More people die from the cold than from heat and no place on Earth is too hot for humans. In Europe, more than 200,000 people die from excess heat while 1.5 million people die from excess cold (Source: Lomborg 2007 ), a point left out of most assessments. For the US, the net lower death count from global warming in 2050 is estimated at 174,000 per year (Citation in Lomborg 2007).
What About Polar Bears and Arctic Warming and Antarctic Cooling?
Polar bears have endured warmer periods than are forecast by IPCC. They evolved into their present form some 700,000 years ago (or 100,000 years ago) (or 200,000 years ago) (or before the beginning of the last interglacial) and their molars changed some 10,000 to 20,000 years ago. Importantly, polar bears were likely present in some final version of their present form, during the last interglacial (130-110,000 years ago), as late 2007 research indicates, when there was virtually no ice at the North Pole and average Arctic temperatures at that time were 5.7 to 9.5 deg. F (3 to 5 deg. C) higher than present (IPCC, 2007). This date of evolution should be determined factually, as a first step, before taking action. If polar bears survived the past interglacial, the present warming may be of little consequence. In any case, the 20 polar bear populations need to be looked at individually, in terms of their threats and adaptability, and the management systems that govern their conservation. Imagine if it were so cold, there were no edges for the polar bears to hunt, and with the increased energy demands, there would be major reductions in populations.

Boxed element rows
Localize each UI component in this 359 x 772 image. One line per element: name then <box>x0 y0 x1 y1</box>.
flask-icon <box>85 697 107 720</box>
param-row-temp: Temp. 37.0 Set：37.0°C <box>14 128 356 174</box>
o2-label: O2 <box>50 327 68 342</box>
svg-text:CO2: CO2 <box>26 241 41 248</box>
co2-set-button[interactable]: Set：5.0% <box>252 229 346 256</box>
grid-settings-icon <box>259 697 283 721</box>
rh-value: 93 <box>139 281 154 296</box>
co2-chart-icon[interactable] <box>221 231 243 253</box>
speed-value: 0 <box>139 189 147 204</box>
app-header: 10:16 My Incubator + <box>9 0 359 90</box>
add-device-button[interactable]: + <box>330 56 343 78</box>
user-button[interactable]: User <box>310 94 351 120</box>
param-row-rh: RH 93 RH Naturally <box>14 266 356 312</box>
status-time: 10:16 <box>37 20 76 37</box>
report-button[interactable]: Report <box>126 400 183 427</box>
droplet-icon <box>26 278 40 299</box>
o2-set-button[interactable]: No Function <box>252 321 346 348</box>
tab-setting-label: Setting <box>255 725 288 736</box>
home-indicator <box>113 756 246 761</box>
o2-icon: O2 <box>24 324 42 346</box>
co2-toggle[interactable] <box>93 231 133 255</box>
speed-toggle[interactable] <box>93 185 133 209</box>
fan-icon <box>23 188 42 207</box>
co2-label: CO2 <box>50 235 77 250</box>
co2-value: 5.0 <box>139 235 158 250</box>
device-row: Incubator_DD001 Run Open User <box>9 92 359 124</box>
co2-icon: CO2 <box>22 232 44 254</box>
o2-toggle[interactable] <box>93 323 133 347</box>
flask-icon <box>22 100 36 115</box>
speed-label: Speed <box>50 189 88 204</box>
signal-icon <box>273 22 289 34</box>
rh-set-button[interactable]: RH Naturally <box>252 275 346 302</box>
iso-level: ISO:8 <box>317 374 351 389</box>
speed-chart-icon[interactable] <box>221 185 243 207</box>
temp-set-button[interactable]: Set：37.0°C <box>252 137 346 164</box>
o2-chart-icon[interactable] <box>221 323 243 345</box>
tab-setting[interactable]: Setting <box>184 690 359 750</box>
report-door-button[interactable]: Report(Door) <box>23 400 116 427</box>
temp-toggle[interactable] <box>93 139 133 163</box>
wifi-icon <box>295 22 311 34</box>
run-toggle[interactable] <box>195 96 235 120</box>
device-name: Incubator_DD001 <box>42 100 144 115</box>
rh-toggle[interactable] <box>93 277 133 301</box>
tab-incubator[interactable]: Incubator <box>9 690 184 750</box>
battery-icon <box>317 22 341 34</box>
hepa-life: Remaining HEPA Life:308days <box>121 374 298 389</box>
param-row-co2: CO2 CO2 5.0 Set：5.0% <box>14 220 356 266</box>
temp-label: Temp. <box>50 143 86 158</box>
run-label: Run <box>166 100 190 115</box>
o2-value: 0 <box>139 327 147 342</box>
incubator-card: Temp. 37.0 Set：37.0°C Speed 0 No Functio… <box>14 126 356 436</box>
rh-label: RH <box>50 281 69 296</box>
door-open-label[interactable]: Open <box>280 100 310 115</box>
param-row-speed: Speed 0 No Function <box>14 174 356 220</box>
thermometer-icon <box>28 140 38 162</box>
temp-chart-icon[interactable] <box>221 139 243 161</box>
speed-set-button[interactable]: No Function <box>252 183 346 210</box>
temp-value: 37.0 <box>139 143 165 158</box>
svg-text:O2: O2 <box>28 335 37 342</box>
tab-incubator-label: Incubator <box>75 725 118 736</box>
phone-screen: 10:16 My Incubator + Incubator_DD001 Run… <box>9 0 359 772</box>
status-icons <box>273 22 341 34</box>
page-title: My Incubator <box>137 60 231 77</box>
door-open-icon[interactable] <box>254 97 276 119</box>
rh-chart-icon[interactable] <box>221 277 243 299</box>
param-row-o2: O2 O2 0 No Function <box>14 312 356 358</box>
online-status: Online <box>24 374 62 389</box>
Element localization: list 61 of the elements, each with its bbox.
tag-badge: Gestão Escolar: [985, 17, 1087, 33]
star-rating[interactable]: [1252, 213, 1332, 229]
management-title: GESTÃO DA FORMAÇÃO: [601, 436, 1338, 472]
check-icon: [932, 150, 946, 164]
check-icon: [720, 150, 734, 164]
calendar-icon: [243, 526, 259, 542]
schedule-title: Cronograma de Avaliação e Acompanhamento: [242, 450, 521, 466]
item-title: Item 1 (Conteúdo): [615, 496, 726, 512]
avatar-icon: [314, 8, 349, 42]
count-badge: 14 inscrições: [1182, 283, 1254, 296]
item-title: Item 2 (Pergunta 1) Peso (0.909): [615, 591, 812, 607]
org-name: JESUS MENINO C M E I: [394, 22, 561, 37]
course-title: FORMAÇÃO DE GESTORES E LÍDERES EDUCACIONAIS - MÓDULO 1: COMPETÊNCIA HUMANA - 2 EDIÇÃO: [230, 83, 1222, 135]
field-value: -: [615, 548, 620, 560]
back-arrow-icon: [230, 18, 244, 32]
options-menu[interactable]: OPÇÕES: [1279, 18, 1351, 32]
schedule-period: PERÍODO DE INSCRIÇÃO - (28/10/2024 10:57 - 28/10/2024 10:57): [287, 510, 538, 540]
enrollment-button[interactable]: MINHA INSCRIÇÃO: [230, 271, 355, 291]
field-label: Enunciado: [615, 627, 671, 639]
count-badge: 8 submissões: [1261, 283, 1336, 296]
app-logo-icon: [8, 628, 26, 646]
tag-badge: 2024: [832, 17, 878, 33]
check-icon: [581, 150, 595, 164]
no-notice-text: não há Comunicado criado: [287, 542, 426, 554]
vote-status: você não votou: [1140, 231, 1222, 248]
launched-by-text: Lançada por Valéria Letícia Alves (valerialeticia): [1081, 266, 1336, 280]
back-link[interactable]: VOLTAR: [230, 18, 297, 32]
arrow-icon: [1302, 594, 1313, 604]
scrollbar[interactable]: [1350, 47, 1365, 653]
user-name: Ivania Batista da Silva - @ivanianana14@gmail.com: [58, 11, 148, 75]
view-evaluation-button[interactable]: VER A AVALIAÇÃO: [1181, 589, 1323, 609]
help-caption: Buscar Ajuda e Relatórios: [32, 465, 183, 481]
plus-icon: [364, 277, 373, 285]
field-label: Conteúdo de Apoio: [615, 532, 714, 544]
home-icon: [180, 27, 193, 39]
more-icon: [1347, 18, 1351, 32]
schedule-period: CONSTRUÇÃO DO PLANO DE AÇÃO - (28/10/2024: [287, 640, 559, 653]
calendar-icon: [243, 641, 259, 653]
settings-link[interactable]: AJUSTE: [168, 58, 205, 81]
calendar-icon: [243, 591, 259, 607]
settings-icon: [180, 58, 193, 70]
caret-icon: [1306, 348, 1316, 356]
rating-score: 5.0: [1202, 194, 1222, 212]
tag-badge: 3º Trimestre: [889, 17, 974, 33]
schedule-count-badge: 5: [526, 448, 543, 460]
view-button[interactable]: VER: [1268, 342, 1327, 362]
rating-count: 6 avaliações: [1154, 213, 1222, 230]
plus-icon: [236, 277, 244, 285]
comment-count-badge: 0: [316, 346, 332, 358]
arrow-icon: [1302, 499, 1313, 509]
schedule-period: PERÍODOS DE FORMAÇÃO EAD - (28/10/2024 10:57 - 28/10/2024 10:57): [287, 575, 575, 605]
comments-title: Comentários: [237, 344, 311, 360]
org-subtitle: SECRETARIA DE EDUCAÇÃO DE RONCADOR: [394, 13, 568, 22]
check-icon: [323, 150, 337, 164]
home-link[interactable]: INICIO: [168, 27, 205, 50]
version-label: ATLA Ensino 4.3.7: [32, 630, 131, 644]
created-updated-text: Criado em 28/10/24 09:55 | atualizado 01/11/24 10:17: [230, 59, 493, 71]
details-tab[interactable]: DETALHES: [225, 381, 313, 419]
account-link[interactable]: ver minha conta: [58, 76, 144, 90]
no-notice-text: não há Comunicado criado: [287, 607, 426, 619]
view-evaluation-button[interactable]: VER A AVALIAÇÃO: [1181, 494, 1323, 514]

==

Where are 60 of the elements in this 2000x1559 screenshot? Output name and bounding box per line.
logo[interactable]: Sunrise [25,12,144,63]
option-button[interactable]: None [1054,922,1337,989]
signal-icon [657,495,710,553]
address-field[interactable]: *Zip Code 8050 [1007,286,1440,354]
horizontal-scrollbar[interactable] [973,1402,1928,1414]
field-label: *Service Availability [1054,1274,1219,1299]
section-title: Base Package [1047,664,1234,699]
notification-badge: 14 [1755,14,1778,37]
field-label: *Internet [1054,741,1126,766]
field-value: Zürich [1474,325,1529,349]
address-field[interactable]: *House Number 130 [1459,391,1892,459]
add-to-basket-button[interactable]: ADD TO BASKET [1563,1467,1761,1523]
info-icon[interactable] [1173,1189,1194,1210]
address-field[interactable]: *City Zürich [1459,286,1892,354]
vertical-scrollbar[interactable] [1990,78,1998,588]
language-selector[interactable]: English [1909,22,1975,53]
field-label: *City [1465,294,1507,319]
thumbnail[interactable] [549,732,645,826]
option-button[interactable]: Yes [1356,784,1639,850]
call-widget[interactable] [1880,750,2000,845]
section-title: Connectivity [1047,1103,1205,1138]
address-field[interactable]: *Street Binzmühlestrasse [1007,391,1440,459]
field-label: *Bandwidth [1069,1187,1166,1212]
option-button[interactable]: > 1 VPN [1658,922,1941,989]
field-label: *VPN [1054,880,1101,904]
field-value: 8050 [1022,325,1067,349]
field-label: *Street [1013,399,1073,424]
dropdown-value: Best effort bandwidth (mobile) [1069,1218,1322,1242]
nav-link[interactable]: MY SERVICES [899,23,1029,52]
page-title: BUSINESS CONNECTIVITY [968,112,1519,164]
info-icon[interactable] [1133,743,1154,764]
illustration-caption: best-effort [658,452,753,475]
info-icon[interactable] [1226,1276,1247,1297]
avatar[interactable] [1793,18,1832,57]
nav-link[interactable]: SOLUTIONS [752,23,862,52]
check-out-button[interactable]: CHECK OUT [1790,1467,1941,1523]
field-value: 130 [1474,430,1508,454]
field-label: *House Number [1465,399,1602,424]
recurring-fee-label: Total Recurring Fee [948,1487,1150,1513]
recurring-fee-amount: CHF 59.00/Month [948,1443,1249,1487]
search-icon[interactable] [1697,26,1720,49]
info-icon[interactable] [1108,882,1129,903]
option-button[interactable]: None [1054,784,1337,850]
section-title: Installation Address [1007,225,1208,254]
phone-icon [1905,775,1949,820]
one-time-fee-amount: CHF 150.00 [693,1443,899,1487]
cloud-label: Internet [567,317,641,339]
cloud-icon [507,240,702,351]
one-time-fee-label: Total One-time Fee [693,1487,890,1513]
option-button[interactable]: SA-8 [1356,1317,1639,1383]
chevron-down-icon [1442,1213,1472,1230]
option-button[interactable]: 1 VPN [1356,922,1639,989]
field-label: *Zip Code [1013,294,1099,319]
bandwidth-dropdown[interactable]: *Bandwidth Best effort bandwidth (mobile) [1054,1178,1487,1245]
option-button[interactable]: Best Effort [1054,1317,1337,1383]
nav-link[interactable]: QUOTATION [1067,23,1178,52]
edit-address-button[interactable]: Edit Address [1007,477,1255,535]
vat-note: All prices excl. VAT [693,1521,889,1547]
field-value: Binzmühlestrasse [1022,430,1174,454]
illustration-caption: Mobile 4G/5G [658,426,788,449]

--

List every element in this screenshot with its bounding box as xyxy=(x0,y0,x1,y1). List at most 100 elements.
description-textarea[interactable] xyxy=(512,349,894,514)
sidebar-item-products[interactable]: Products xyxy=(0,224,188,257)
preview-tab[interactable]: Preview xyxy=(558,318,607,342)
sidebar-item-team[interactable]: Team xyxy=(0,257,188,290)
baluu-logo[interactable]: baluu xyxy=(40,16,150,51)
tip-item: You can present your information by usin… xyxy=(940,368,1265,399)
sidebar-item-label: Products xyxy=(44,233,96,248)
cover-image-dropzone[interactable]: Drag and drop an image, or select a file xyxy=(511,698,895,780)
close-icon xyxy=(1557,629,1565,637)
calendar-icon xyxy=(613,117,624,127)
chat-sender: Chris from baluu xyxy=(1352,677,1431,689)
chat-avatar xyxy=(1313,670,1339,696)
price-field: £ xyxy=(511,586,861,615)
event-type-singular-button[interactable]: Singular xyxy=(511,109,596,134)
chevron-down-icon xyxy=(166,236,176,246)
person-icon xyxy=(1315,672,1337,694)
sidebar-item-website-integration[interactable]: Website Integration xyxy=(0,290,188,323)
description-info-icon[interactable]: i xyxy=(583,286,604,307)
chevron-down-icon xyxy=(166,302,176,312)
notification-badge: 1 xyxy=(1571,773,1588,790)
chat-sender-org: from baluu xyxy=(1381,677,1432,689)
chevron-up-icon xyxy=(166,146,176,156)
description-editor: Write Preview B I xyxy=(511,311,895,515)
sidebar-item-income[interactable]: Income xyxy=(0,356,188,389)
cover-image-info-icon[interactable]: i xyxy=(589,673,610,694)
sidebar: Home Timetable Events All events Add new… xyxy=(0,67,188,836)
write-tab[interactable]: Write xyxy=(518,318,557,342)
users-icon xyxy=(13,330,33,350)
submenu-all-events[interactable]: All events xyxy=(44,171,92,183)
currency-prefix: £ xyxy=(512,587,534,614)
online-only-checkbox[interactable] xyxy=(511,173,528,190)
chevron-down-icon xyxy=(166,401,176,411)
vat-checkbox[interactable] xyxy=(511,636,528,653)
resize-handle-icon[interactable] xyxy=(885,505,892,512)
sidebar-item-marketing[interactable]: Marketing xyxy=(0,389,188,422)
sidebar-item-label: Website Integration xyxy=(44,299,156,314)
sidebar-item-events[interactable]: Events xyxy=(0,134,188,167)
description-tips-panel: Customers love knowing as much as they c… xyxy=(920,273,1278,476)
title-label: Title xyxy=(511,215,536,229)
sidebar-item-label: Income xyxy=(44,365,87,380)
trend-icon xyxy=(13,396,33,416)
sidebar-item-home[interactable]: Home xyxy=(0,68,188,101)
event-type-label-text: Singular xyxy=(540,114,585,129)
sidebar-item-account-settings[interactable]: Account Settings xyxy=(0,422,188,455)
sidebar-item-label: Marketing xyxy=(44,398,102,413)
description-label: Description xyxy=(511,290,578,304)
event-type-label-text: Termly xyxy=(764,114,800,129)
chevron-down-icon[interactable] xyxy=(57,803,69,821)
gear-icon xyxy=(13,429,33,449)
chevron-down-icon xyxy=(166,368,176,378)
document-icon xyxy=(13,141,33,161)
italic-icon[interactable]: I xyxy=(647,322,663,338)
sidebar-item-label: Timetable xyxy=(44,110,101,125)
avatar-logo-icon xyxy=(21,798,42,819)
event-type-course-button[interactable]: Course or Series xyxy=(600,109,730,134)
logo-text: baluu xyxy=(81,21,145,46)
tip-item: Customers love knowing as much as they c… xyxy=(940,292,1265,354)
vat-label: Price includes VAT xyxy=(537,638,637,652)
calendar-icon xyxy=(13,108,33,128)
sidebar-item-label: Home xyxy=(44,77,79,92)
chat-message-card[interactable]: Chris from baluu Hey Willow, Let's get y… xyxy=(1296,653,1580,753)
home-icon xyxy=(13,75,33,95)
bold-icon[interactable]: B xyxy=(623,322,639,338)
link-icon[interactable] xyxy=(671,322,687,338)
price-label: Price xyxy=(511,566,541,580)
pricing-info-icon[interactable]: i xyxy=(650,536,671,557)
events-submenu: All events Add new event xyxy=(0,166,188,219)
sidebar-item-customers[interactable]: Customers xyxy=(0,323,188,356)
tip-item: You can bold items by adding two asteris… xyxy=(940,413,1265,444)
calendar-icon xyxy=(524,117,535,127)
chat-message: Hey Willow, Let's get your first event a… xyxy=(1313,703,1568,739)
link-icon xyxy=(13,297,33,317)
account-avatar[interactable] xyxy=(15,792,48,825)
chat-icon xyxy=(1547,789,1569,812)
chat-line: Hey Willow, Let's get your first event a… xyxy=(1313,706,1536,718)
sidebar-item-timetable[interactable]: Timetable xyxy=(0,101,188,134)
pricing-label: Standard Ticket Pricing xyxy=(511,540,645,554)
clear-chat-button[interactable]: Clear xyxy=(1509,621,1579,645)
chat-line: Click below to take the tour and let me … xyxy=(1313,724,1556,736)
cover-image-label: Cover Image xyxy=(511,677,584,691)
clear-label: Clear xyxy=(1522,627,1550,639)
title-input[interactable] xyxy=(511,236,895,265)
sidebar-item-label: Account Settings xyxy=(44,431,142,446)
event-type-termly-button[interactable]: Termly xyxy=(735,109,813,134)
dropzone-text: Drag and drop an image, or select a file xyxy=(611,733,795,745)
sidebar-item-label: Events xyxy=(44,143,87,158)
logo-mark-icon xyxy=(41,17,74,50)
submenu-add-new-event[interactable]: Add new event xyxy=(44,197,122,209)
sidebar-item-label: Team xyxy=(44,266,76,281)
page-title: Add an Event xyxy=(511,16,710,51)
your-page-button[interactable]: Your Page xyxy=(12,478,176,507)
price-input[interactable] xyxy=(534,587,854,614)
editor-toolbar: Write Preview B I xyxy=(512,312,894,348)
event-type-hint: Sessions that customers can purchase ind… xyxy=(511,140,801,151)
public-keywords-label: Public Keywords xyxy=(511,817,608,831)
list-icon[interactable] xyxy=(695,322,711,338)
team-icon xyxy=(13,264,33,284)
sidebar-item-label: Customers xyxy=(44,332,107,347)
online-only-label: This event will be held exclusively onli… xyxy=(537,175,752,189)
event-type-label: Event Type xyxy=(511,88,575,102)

• **EXERCISE OBJECTIVE**: List every estimate the text on cold deaths and polar bears gives for when polar bears evolved into their present form.

• **RESPONSE TO THE TASK**:
- Some 700,000 years ago
- 100,000 years ago
- 200,000 years ago
- Before the beginning of the last interglacial